◆ **EXERCISE DESCRIPTION**: Scan the material and copy every line in which "tiān" appears.

------------------------

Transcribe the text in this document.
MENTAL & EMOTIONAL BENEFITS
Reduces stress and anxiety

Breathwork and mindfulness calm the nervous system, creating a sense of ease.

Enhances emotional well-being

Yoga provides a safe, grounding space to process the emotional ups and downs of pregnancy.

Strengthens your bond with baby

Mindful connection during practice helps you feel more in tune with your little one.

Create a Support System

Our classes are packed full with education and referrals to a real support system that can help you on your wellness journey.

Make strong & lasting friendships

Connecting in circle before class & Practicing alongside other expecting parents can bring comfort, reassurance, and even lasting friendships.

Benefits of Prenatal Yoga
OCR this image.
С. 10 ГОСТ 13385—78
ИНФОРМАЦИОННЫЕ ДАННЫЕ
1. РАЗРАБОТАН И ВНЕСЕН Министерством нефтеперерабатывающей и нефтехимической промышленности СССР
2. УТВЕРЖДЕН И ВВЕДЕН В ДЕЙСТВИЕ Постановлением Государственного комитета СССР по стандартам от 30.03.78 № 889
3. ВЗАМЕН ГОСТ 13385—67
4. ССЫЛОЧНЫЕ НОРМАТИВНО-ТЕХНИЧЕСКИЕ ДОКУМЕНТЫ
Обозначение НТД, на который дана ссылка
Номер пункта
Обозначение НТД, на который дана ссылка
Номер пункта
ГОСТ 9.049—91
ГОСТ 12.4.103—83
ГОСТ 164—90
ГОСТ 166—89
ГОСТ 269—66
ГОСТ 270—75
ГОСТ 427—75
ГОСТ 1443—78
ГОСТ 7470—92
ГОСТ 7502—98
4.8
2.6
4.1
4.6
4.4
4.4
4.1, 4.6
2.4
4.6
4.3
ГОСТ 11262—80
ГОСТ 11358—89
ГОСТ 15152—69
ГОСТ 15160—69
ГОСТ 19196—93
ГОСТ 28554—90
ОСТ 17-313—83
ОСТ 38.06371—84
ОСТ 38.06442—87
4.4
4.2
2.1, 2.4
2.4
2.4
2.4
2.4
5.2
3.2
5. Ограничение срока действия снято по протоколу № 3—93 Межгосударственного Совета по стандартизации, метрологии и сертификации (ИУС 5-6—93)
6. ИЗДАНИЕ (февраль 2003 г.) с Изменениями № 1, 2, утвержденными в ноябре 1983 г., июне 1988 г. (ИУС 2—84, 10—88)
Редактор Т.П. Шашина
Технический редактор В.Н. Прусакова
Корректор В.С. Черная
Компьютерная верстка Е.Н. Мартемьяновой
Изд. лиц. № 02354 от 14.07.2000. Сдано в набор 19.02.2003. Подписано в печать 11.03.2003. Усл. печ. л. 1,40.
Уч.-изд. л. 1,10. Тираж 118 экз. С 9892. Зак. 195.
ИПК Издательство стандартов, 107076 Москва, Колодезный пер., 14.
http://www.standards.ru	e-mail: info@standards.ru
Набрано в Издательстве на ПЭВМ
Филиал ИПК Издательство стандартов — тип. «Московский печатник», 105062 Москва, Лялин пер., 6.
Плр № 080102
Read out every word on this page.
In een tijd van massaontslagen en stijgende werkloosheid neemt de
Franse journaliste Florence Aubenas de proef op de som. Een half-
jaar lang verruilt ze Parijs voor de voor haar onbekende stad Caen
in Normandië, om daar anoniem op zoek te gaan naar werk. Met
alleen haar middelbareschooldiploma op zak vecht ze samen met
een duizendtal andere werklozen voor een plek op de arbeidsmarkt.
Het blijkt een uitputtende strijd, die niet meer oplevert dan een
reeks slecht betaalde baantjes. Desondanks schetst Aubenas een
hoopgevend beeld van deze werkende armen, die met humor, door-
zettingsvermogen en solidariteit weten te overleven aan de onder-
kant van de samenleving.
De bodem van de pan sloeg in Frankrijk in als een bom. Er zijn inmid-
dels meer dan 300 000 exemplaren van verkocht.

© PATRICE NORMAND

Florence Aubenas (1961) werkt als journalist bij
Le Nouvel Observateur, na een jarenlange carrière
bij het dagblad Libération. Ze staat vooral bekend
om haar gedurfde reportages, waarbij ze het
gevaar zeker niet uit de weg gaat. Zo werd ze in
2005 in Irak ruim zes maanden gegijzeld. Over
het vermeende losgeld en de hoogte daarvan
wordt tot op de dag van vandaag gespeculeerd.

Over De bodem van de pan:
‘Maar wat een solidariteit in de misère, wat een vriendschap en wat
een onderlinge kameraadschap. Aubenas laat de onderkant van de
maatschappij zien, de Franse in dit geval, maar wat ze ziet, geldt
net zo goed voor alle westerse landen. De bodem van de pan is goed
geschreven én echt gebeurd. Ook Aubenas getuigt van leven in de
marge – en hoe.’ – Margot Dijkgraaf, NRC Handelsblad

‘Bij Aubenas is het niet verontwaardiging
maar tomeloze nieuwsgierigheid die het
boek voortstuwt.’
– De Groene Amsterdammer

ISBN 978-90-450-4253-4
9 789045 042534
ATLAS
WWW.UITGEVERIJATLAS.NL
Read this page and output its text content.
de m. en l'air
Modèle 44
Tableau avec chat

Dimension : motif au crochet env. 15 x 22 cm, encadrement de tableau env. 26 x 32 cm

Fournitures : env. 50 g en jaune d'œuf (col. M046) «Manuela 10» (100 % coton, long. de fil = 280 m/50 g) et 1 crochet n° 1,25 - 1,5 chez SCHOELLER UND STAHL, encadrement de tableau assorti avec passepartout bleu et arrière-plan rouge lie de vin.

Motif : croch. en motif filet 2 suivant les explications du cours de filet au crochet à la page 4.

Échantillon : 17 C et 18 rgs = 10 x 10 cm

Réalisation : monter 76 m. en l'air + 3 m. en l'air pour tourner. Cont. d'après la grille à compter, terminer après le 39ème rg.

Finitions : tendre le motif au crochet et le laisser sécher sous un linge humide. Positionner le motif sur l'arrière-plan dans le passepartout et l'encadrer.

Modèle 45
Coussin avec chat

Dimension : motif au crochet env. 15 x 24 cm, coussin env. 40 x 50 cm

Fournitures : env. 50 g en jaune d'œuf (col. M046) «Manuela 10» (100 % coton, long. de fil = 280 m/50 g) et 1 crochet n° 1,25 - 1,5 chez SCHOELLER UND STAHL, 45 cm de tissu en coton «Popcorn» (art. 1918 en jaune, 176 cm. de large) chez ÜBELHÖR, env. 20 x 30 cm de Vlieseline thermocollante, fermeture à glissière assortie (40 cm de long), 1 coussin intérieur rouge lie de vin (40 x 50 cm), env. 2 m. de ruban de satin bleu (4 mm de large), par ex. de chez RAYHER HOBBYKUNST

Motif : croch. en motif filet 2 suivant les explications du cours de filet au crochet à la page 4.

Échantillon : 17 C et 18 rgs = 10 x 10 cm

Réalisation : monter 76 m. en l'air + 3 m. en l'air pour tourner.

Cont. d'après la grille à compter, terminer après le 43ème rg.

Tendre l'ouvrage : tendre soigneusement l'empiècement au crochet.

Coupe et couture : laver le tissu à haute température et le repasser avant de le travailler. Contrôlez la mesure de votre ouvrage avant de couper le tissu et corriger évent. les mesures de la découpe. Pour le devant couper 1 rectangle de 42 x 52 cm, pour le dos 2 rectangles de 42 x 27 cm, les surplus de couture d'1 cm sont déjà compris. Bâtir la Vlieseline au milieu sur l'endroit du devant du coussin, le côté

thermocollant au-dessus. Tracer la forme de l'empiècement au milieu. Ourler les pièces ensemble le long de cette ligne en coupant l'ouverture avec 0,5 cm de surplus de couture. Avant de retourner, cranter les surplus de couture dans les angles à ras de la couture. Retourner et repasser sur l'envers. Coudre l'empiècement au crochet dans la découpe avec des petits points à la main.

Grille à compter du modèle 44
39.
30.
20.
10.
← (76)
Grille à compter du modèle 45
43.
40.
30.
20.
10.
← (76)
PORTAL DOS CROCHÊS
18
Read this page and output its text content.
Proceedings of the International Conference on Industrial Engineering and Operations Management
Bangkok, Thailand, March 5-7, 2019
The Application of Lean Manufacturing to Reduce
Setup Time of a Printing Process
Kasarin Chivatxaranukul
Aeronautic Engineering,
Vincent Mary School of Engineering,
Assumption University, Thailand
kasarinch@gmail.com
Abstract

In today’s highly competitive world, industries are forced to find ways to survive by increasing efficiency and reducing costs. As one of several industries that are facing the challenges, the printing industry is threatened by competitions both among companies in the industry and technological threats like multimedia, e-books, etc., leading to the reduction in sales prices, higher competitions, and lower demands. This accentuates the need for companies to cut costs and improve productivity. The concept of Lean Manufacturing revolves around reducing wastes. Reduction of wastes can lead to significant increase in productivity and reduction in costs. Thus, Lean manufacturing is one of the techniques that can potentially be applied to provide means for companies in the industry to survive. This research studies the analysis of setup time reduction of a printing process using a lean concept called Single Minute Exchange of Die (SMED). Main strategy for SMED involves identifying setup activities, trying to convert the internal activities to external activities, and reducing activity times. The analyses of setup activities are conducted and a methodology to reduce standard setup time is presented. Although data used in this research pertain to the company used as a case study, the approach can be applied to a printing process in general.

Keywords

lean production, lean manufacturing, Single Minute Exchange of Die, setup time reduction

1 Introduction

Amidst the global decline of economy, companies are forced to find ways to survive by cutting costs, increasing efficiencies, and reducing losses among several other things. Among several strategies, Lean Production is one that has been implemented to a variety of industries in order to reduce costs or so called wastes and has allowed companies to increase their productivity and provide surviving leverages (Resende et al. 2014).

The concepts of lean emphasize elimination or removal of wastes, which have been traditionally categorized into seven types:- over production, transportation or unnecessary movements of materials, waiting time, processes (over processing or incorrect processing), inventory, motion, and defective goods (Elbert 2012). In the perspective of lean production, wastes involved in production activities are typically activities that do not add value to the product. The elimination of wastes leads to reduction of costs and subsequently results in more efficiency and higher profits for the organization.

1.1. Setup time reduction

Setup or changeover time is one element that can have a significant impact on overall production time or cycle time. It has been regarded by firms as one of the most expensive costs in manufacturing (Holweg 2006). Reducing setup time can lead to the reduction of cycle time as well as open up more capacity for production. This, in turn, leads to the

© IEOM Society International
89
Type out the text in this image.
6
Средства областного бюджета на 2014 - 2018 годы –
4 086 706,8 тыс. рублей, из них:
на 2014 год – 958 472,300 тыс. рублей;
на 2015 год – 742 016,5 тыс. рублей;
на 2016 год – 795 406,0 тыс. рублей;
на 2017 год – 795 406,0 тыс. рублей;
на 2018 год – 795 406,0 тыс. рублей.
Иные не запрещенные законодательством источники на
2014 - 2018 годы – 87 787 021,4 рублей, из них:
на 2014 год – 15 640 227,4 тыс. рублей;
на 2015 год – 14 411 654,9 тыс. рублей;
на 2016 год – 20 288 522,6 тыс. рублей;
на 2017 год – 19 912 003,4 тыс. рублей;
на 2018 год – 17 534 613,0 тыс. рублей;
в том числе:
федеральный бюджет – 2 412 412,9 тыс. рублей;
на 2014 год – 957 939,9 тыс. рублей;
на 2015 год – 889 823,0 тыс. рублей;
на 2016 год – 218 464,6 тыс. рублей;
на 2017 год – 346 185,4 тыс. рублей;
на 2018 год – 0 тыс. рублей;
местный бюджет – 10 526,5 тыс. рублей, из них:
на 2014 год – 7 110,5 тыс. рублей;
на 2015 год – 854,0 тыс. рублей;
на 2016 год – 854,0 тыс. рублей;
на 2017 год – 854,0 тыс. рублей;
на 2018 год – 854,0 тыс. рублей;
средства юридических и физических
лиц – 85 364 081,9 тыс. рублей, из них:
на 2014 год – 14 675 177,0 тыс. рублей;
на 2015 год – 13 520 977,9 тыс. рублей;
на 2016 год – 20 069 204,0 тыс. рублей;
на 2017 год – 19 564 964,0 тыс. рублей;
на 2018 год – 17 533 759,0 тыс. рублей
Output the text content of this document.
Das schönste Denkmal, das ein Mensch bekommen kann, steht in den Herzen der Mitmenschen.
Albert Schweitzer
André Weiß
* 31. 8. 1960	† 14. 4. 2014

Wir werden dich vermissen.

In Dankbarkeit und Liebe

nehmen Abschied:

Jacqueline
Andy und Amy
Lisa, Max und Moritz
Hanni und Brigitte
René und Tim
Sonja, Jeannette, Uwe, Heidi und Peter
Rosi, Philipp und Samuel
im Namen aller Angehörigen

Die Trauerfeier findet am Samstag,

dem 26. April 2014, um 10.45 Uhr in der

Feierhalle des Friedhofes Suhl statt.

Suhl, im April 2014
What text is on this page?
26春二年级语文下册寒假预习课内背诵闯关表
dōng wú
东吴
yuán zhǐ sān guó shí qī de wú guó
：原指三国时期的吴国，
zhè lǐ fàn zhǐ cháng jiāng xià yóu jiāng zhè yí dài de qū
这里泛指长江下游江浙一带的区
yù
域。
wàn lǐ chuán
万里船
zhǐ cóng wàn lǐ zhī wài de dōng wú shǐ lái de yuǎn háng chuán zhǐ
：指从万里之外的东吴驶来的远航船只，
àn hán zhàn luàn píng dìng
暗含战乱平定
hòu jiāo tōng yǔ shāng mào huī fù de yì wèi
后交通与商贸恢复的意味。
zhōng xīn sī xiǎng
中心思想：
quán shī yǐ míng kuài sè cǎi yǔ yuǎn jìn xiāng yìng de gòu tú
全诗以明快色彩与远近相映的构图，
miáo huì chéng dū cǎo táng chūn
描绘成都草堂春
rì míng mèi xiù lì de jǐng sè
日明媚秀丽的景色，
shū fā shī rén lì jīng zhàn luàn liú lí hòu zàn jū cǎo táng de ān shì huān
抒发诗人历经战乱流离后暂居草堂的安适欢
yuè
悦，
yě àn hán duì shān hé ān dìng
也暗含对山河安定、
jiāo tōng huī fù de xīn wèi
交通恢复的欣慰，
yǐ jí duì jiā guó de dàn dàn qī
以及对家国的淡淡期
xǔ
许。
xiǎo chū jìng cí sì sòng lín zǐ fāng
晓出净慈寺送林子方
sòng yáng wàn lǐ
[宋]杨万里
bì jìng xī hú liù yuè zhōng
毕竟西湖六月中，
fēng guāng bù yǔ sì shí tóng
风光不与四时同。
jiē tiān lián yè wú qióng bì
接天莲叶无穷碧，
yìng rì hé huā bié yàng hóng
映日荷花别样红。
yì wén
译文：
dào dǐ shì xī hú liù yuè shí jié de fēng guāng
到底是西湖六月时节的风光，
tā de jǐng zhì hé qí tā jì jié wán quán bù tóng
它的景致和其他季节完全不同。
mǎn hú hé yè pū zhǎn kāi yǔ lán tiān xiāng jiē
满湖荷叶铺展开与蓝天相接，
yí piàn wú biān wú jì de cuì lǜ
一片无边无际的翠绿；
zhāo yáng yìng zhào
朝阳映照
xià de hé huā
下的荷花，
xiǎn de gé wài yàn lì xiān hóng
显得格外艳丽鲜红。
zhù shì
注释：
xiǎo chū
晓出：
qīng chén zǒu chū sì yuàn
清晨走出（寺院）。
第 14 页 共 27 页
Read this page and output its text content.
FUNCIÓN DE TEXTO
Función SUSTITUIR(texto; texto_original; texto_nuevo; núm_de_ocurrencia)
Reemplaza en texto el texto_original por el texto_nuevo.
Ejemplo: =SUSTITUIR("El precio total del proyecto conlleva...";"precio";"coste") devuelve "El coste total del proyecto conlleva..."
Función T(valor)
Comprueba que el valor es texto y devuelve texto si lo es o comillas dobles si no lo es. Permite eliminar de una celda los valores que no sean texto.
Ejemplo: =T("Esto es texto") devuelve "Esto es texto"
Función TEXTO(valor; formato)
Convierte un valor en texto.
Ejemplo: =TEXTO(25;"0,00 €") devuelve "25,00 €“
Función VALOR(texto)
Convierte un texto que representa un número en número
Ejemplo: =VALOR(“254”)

------------------------

◆ **TASK SOLUTION**:
jiē tiān lián yè wú qióng bì
mǎn hú hé yè pū zhǎn kāi yǔ lán tiān xiāng jiē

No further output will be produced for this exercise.